Retype the material below. Keep every word exactly as it is.

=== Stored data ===
● ● ●

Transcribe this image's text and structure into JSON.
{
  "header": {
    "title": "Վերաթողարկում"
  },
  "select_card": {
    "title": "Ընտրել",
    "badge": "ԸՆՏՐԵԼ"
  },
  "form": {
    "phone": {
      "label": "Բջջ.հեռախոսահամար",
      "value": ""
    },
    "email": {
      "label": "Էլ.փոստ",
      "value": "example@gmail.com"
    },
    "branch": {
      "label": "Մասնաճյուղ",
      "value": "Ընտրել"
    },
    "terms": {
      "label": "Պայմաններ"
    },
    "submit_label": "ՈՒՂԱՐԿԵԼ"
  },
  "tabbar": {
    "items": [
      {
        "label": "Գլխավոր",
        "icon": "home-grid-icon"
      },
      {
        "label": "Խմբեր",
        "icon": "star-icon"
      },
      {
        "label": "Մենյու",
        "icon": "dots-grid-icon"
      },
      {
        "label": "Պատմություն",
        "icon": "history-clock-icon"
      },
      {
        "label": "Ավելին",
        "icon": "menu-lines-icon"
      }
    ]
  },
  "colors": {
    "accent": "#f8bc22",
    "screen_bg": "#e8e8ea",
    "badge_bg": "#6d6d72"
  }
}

● ● ●

=== The output ===
Transcribe this image's text and structure into JSON.
{
  "header": {
    "title": "Վերաթողարկում"
  },
  "select_card": {
    "title": "Ընտրել",
    "badge": "ԸՆՏՐԵԼ"
  },
  "form": {
    "phone": {
      "label": "Բջջ.հեռախոսահամար",
      "value": ""
    },
    "email": {
      "label": "Էլ.փոստ",
      "value": "example@gmail.com"
    },
    "branch": {
      "label": "Մասնաճյուղ",
      "value": "Ընտրել"
    },
    "terms": {
      "label": "Պայմաններ"
    },
    "submit_label": "ՈՒՂԱՐԿԵԼ"
  },
  "tabbar": {
    "items": [
      {
        "label": "Գլխավոր",
        "icon": "home-grid-icon"
      },
      {
        "label": "Խմբեր",
        "icon": "star-icon"
      },
      {
        "label": "Մենյու",
        "icon": "dots-grid-icon"
      },
      {
        "label": "Պատմություն",
        "icon": "history-clock-icon"
      },
      {
        "label": "Ավելին",
        "icon": "menu-lines-icon"
      }
    ]
  },
  "colors": {
    "accent": "#f8bc22",
    "screen_bg": "#e8e8ea",
    "badge_bg": "#6d6d72"
  }
}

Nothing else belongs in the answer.